>> Start

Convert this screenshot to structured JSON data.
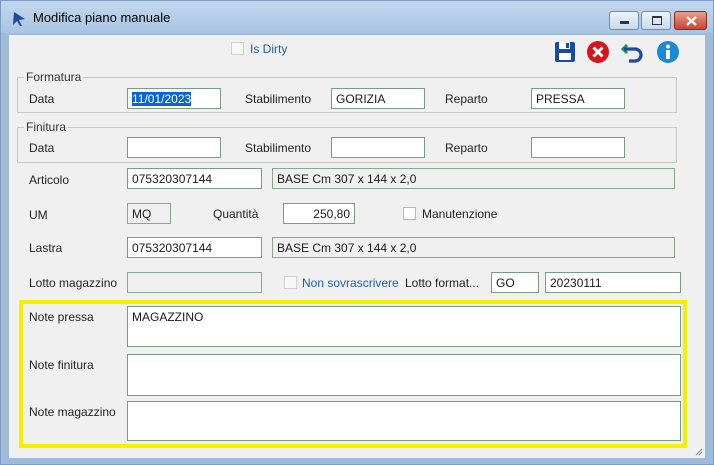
{
  "window": {
    "title": "Modifica piano manuale"
  },
  "toolbar": {
    "is_dirty_label": "Is Dirty",
    "save_icon": "save-icon",
    "cancel_icon": "cancel-icon",
    "undo_icon": "undo-icon",
    "info_icon": "info-icon"
  },
  "formatura": {
    "group_label": "Formatura",
    "data_label": "Data",
    "data_value": "11/01/2023",
    "stabilimento_label": "Stabilimento",
    "stabilimento_value": "GORIZIA",
    "reparto_label": "Reparto",
    "reparto_value": "PRESSA"
  },
  "finitura": {
    "group_label": "Finitura",
    "data_label": "Data",
    "data_value": "",
    "stabilimento_label": "Stabilimento",
    "stabilimento_value": "",
    "reparto_label": "Reparto",
    "reparto_value": ""
  },
  "articolo": {
    "label": "Articolo",
    "code": "075320307144",
    "description": "BASE Cm 307 x 144 x 2,0"
  },
  "um": {
    "label": "UM",
    "value": "MQ",
    "quantita_label": "Quantità",
    "quantita_value": "250,80",
    "manutenzione_label": "Manutenzione"
  },
  "lastra": {
    "label": "Lastra",
    "code": "075320307144",
    "description": "BASE Cm 307 x 144 x 2,0"
  },
  "lotto": {
    "magazzino_label": "Lotto magazzino",
    "magazzino_value": "",
    "non_sovrascrivere_label": "Non sovrascrivere",
    "formatura_label": "Lotto format...",
    "formatura_prefix": "GO",
    "formatura_value": "20230111"
  },
  "notes": {
    "pressa_label": "Note pressa",
    "pressa_value": "MAGAZZINO",
    "finitura_label": "Note finitura",
    "finitura_value": "",
    "magazzino_label": "Note magazzino",
    "magazzino_value": ""
  },
  "colors": {
    "highlight": "#f5ef00",
    "selection": "#0a64d2",
    "link_blue": "#1f5fa8"
  }
}
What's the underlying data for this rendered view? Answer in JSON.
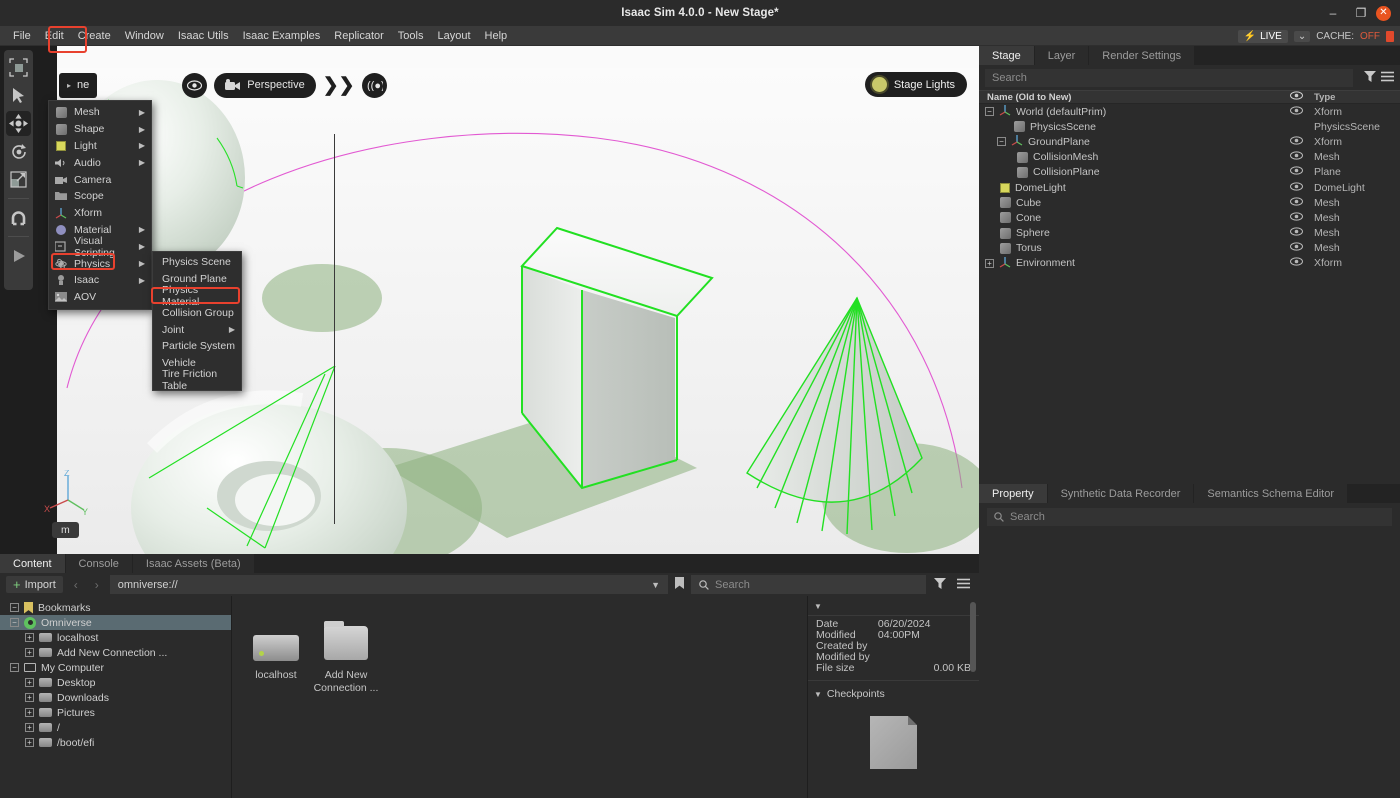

>> End

→ Requirements: Produce an exact copy of each line of data, skipping embedded images.

→ Answer to this exercise:
Convert this screenshot to structured JSON data.
{
  "window": {
    "title": "Modifica piano manuale"
  },
  "toolbar": {
    "is_dirty_label": "Is Dirty",
    "save_icon": "save-icon",
    "cancel_icon": "cancel-icon",
    "undo_icon": "undo-icon",
    "info_icon": "info-icon"
  },
  "formatura": {
    "group_label": "Formatura",
    "data_label": "Data",
    "data_value": "11/01/2023",
    "stabilimento_label": "Stabilimento",
    "stabilimento_value": "GORIZIA",
    "reparto_label": "Reparto",
    "reparto_value": "PRESSA"
  },
  "finitura": {
    "group_label": "Finitura",
    "data_label": "Data",
    "data_value": "",
    "stabilimento_label": "Stabilimento",
    "stabilimento_value": "",
    "reparto_label": "Reparto",
    "reparto_value": ""
  },
  "articolo": {
    "label": "Articolo",
    "code": "075320307144",
    "description": "BASE Cm 307 x 144 x 2,0"
  },
  "um": {
    "label": "UM",
    "value": "MQ",
    "quantita_label": "Quantità",
    "quantita_value": "250,80",
    "manutenzione_label": "Manutenzione"
  },
  "lastra": {
    "label": "Lastra",
    "code": "075320307144",
    "description": "BASE Cm 307 x 144 x 2,0"
  },
  "lotto": {
    "magazzino_label": "Lotto magazzino",
    "magazzino_value": "",
    "non_sovrascrivere_label": "Non sovrascrivere",
    "formatura_label": "Lotto format...",
    "formatura_prefix": "GO",
    "formatura_value": "20230111"
  },
  "notes": {
    "pressa_label": "Note pressa",
    "pressa_value": "MAGAZZINO",
    "finitura_label": "Note finitura",
    "finitura_value": "",
    "magazzino_label": "Note magazzino",
    "magazzino_value": ""
  },
  "colors": {
    "highlight": "#f5ef00",
    "selection": "#0a64d2",
    "link_blue": "#1f5fa8"
  }
}
What's the underlying data for this rendered view? Answer in JSON.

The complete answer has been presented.